(Written request): Repeat the data below exactly, dropping any pictures it holds.

--- BEGIN ---

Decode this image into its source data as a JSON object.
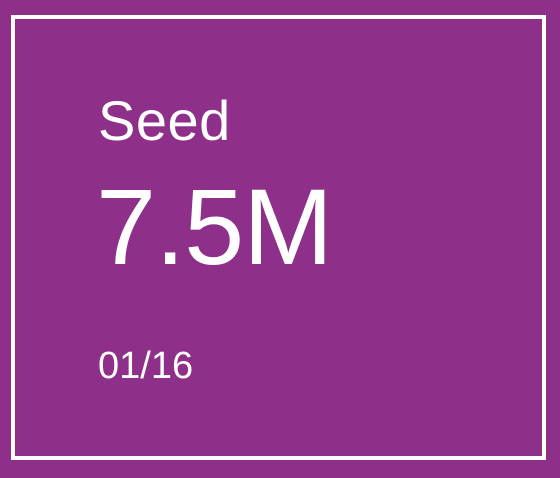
{
  "card": {
    "label": "Seed",
    "amount": "7.5M",
    "date": "01/16",
    "background_color": "#8e2f8a",
    "text_color": "#ffffff"
  }
}
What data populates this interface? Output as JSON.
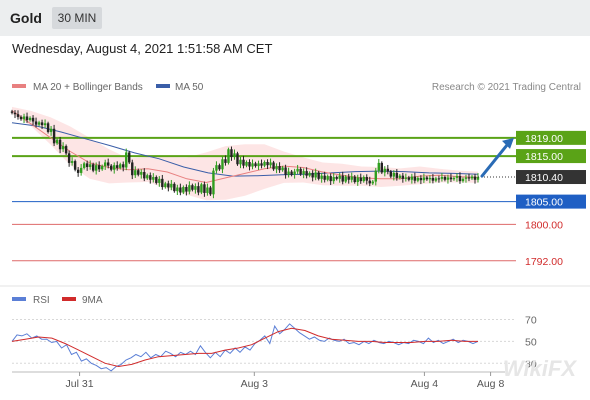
{
  "header": {
    "title": "Gold",
    "timeframe": "30 MIN"
  },
  "datetime": "Wednesday, August 4, 2021 1:51:58 AM CET",
  "legend": {
    "ma20": "MA 20 + Bollinger Bands",
    "ma50": "MA 50",
    "credit": "Research © 2021 Trading Central"
  },
  "rsi_legend": {
    "rsi": "RSI",
    "ma9": "9MA"
  },
  "watermark": "WikiFX",
  "colors": {
    "up": "#2f9e1e",
    "down": "#222222",
    "resistance": "#5aa317",
    "support": "#1f5fc4",
    "support_weak": "#d12b2b",
    "ma20": "#e88080",
    "ma50": "#3a5ea8",
    "rsi": "#5b7fd6",
    "rsi_ma": "#d12b2b",
    "band_fill": "#fde0e0",
    "arrow": "#2a6bb5",
    "current": "#333333"
  },
  "chart_data": [
    {
      "type": "candlestick",
      "ylim": [
        1788,
        1826
      ],
      "x_tick_labels": [
        "Jul 31",
        "Aug 3",
        "Aug 4",
        "Aug 8"
      ],
      "price_levels": [
        {
          "label": "1819.00",
          "value": 1819.0,
          "kind": "resistance"
        },
        {
          "label": "1815.00",
          "value": 1815.0,
          "kind": "resistance"
        },
        {
          "label": "1810.40",
          "value": 1810.4,
          "kind": "current"
        },
        {
          "label": "1805.00",
          "value": 1805.0,
          "kind": "support"
        },
        {
          "label": "1800.00",
          "value": 1800.0,
          "kind": "support_weak"
        },
        {
          "label": "1792.00",
          "value": 1792.0,
          "kind": "support_weak"
        }
      ],
      "closes": [
        1824.5,
        1824.2,
        1823.6,
        1823.1,
        1823.7,
        1822.9,
        1823.4,
        1822.6,
        1821.9,
        1822.4,
        1821.8,
        1822.2,
        1820.3,
        1821.0,
        1817.8,
        1818.6,
        1816.5,
        1817.2,
        1815.6,
        1813.5,
        1813.9,
        1812.0,
        1811.3,
        1812.4,
        1813.4,
        1812.6,
        1813.2,
        1811.8,
        1813.0,
        1812.1,
        1812.8,
        1813.6,
        1812.9,
        1812.0,
        1813.0,
        1812.4,
        1813.2,
        1812.5,
        1815.8,
        1813.6,
        1810.8,
        1811.9,
        1810.9,
        1811.5,
        1810.1,
        1810.8,
        1809.8,
        1810.4,
        1809.1,
        1810.0,
        1808.2,
        1809.0,
        1808.1,
        1808.9,
        1807.3,
        1808.1,
        1807.0,
        1808.2,
        1807.2,
        1808.6,
        1807.6,
        1808.4,
        1807.0,
        1808.8,
        1806.9,
        1808.1,
        1806.6,
        1811.8,
        1813.0,
        1812.1,
        1814.3,
        1813.5,
        1816.5,
        1814.8,
        1815.6,
        1813.2,
        1814.2,
        1812.9,
        1813.7,
        1812.7,
        1813.4,
        1812.8,
        1813.4,
        1812.9,
        1813.7,
        1813.0,
        1813.6,
        1812.1,
        1812.8,
        1811.9,
        1812.5,
        1810.9,
        1811.6,
        1810.9,
        1811.6,
        1812.2,
        1811.0,
        1811.7,
        1810.7,
        1811.3,
        1810.3,
        1811.4,
        1810.0,
        1810.7,
        1809.8,
        1810.6,
        1809.5,
        1810.4,
        1810.0,
        1810.7,
        1809.4,
        1810.5,
        1809.8,
        1810.5,
        1809.3,
        1810.3,
        1809.5,
        1810.4,
        1809.6,
        1809.0,
        1809.4,
        1811.8,
        1813.5,
        1811.4,
        1812.2,
        1811.6,
        1810.5,
        1811.3,
        1810.2,
        1810.7,
        1810.0,
        1810.3,
        1809.8,
        1810.5,
        1809.6,
        1810.2,
        1809.7,
        1810.3,
        1809.9,
        1810.2,
        1809.6,
        1810.1,
        1810.0,
        1810.4,
        1809.8,
        1810.3,
        1809.9,
        1810.2,
        1810.6,
        1809.5,
        1810.0,
        1810.3,
        1810.1,
        1810.5,
        1809.8,
        1810.4
      ],
      "ma20": [
        1825,
        1822,
        1819,
        1816,
        1813.5,
        1812.5,
        1812,
        1812.2,
        1811.5,
        1810,
        1809.2,
        1810.2,
        1811.2,
        1812.2,
        1812.8,
        1812.5,
        1811.5,
        1810.8,
        1810.2,
        1810.0,
        1810.0,
        1810.6,
        1810.8,
        1810.5,
        1810.3
      ],
      "ma50": [
        1822.3,
        1821.6,
        1820.3,
        1818.8,
        1817.3,
        1815.7,
        1814.4,
        1812.6,
        1811.3,
        1810.6,
        1810.7,
        1810.9,
        1811.0,
        1811.3,
        1811.6,
        1811.7,
        1811.6,
        1811.3,
        1811.2,
        1811.0
      ],
      "bb_upper": [
        1825.8,
        1824.9,
        1823.5,
        1821.5,
        1819,
        1816.5,
        1814.5,
        1814.8,
        1814.8,
        1814.7,
        1815.8,
        1817.2,
        1817.6,
        1817.6,
        1816.0,
        1814.7,
        1813.6,
        1813.3,
        1812.7,
        1812.6,
        1812.3,
        1812.7,
        1812.2,
        1811.8,
        1811.6
      ],
      "bb_lower": [
        1824.3,
        1821.5,
        1817.5,
        1813.0,
        1810.0,
        1809.0,
        1809.2,
        1809.3,
        1807.8,
        1806.5,
        1805.3,
        1805.4,
        1806.3,
        1807.8,
        1809.1,
        1809.2,
        1808.6,
        1808.5,
        1808.5,
        1808.2,
        1808.5,
        1808.8,
        1809.2,
        1809.2,
        1809.1
      ]
    },
    {
      "type": "line",
      "ylim": [
        22,
        76
      ],
      "y_ticks": [
        70,
        50,
        30
      ],
      "series": [
        {
          "name": "RSI",
          "values": [
            50,
            56,
            55,
            57,
            53,
            55,
            52,
            52,
            49,
            50,
            44,
            47,
            38,
            40,
            32,
            34,
            30,
            28,
            25,
            26,
            23,
            27,
            29,
            33,
            35,
            38,
            36,
            40,
            35,
            38,
            36,
            41,
            39,
            36,
            40,
            38,
            41,
            38,
            46,
            40,
            35,
            40,
            36,
            42,
            39,
            44,
            40,
            45,
            42,
            48,
            51,
            55,
            48,
            64,
            57,
            61,
            66,
            62,
            58,
            55,
            52,
            54,
            51,
            50,
            53,
            51,
            50,
            52,
            48,
            49,
            47,
            50,
            48,
            51,
            49,
            48,
            50,
            49,
            47,
            49,
            48,
            51,
            50,
            48,
            53,
            49,
            51,
            48,
            50,
            52,
            49,
            51,
            50,
            48,
            50
          ]
        },
        {
          "name": "9MA",
          "values": [
            50,
            52,
            54,
            53,
            48,
            42,
            36,
            30,
            27,
            29,
            33,
            36,
            37,
            38,
            39,
            39,
            42,
            44,
            47,
            53,
            59,
            62,
            60,
            55,
            52,
            51,
            50,
            50,
            49,
            49,
            49,
            50,
            50,
            51,
            50,
            50
          ]
        }
      ]
    }
  ]
}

--- END ---

(Result of this task):
Decode this image into its source data as a JSON object.
{
  "card": {
    "label": "Seed",
    "amount": "7.5M",
    "date": "01/16",
    "background_color": "#8e2f8a",
    "text_color": "#ffffff"
  }
}
What data populates this interface? Output as JSON.
{
  "header": {
    "title": "Gold",
    "timeframe": "30 MIN"
  },
  "datetime": "Wednesday, August 4, 2021 1:51:58 AM CET",
  "legend": {
    "ma20": "MA 20 + Bollinger Bands",
    "ma50": "MA 50",
    "credit": "Research © 2021 Trading Central"
  },
  "rsi_legend": {
    "rsi": "RSI",
    "ma9": "9MA"
  },
  "watermark": "WikiFX",
  "colors": {
    "up": "#2f9e1e",
    "down": "#222222",
    "resistance": "#5aa317",
    "support": "#1f5fc4",
    "support_weak": "#d12b2b",
    "ma20": "#e88080",
    "ma50": "#3a5ea8",
    "rsi": "#5b7fd6",
    "rsi_ma": "#d12b2b",
    "band_fill": "#fde0e0",
    "arrow": "#2a6bb5",
    "current": "#333333"
  },
  "chart_data": [
    {
      "type": "candlestick",
      "ylim": [
        1788,
        1826
      ],
      "x_tick_labels": [
        "Jul 31",
        "Aug 3",
        "Aug 4",
        "Aug 8"
      ],
      "price_levels": [
        {
          "label": "1819.00",
          "value": 1819.0,
          "kind": "resistance"
        },
        {
          "label": "1815.00",
          "value": 1815.0,
          "kind": "resistance"
        },
        {
          "label": "1810.40",
          "value": 1810.4,
          "kind": "current"
        },
        {
          "label": "1805.00",
          "value": 1805.0,
          "kind": "support"
        },
        {
          "label": "1800.00",
          "value": 1800.0,
          "kind": "support_weak"
        },
        {
          "label": "1792.00",
          "value": 1792.0,
          "kind": "support_weak"
        }
      ],
      "closes": [
        1824.5,
        1824.2,
        1823.6,
        1823.1,
        1823.7,
        1822.9,
        1823.4,
        1822.6,
        1821.9,
        1822.4,
        1821.8,
        1822.2,
        1820.3,
        1821.0,
        1817.8,
        1818.6,
        1816.5,
        1817.2,
        1815.6,
        1813.5,
        1813.9,
        1812.0,
        1811.3,
        1812.4,
        1813.4,
        1812.6,
        1813.2,
        1811.8,
        1813.0,
        1812.1,
        1812.8,
        1813.6,
        1812.9,
        1812.0,
        1813.0,
        1812.4,
        1813.2,
        1812.5,
        1815.8,
        1813.6,
        1810.8,
        1811.9,
        1810.9,
        1811.5,
        1810.1,
        1810.8,
        1809.8,
        1810.4,
        1809.1,
        1810.0,
        1808.2,
        1809.0,
        1808.1,
        1808.9,
        1807.3,
        1808.1,
        1807.0,
        1808.2,
        1807.2,
        1808.6,
        1807.6,
        1808.4,
        1807.0,
        1808.8,
        1806.9,
        1808.1,
        1806.6,
        1811.8,
        1813.0,
        1812.1,
        1814.3,
        1813.5,
        1816.5,
        1814.8,
        1815.6,
        1813.2,
        1814.2,
        1812.9,
        1813.7,
        1812.7,
        1813.4,
        1812.8,
        1813.4,
        1812.9,
        1813.7,
        1813.0,
        1813.6,
        1812.1,
        1812.8,
        1811.9,
        1812.5,
        1810.9,
        1811.6,
        1810.9,
        1811.6,
        1812.2,
        1811.0,
        1811.7,
        1810.7,
        1811.3,
        1810.3,
        1811.4,
        1810.0,
        1810.7,
        1809.8,
        1810.6,
        1809.5,
        1810.4,
        1810.0,
        1810.7,
        1809.4,
        1810.5,
        1809.8,
        1810.5,
        1809.3,
        1810.3,
        1809.5,
        1810.4,
        1809.6,
        1809.0,
        1809.4,
        1811.8,
        1813.5,
        1811.4,
        1812.2,
        1811.6,
        1810.5,
        1811.3,
        1810.2,
        1810.7,
        1810.0,
        1810.3,
        1809.8,
        1810.5,
        1809.6,
        1810.2,
        1809.7,
        1810.3,
        1809.9,
        1810.2,
        1809.6,
        1810.1,
        1810.0,
        1810.4,
        1809.8,
        1810.3,
        1809.9,
        1810.2,
        1810.6,
        1809.5,
        1810.0,
        1810.3,
        1810.1,
        1810.5,
        1809.8,
        1810.4
      ],
      "ma20": [
        1825,
        1822,
        1819,
        1816,
        1813.5,
        1812.5,
        1812,
        1812.2,
        1811.5,
        1810,
        1809.2,
        1810.2,
        1811.2,
        1812.2,
        1812.8,
        1812.5,
        1811.5,
        1810.8,
        1810.2,
        1810.0,
        1810.0,
        1810.6,
        1810.8,
        1810.5,
        1810.3
      ],
      "ma50": [
        1822.3,
        1821.6,
        1820.3,
        1818.8,
        1817.3,
        1815.7,
        1814.4,
        1812.6,
        1811.3,
        1810.6,
        1810.7,
        1810.9,
        1811.0,
        1811.3,
        1811.6,
        1811.7,
        1811.6,
        1811.3,
        1811.2,
        1811.0
      ],
      "bb_upper": [
        1825.8,
        1824.9,
        1823.5,
        1821.5,
        1819,
        1816.5,
        1814.5,
        1814.8,
        1814.8,
        1814.7,
        1815.8,
        1817.2,
        1817.6,
        1817.6,
        1816.0,
        1814.7,
        1813.6,
        1813.3,
        1812.7,
        1812.6,
        1812.3,
        1812.7,
        1812.2,
        1811.8,
        1811.6
      ],
      "bb_lower": [
        1824.3,
        1821.5,
        1817.5,
        1813.0,
        1810.0,
        1809.0,
        1809.2,
        1809.3,
        1807.8,
        1806.5,
        1805.3,
        1805.4,
        1806.3,
        1807.8,
        1809.1,
        1809.2,
        1808.6,
        1808.5,
        1808.5,
        1808.2,
        1808.5,
        1808.8,
        1809.2,
        1809.2,
        1809.1
      ]
    },
    {
      "type": "line",
      "ylim": [
        22,
        76
      ],
      "y_ticks": [
        70,
        50,
        30
      ],
      "series": [
        {
          "name": "RSI",
          "values": [
            50,
            56,
            55,
            57,
            53,
            55,
            52,
            52,
            49,
            50,
            44,
            47,
            38,
            40,
            32,
            34,
            30,
            28,
            25,
            26,
            23,
            27,
            29,
            33,
            35,
            38,
            36,
            40,
            35,
            38,
            36,
            41,
            39,
            36,
            40,
            38,
            41,
            38,
            46,
            40,
            35,
            40,
            36,
            42,
            39,
            44,
            40,
            45,
            42,
            48,
            51,
            55,
            48,
            64,
            57,
            61,
            66,
            62,
            58,
            55,
            52,
            54,
            51,
            50,
            53,
            51,
            50,
            52,
            48,
            49,
            47,
            50,
            48,
            51,
            49,
            48,
            50,
            49,
            47,
            49,
            48,
            51,
            50,
            48,
            53,
            49,
            51,
            48,
            50,
            52,
            49,
            51,
            50,
            48,
            50
          ]
        },
        {
          "name": "9MA",
          "values": [
            50,
            52,
            54,
            53,
            48,
            42,
            36,
            30,
            27,
            29,
            33,
            36,
            37,
            38,
            39,
            39,
            42,
            44,
            47,
            53,
            59,
            62,
            60,
            55,
            52,
            51,
            50,
            50,
            49,
            49,
            49,
            50,
            50,
            51,
            50,
            50
          ]
        }
      ]
    }
  ]
}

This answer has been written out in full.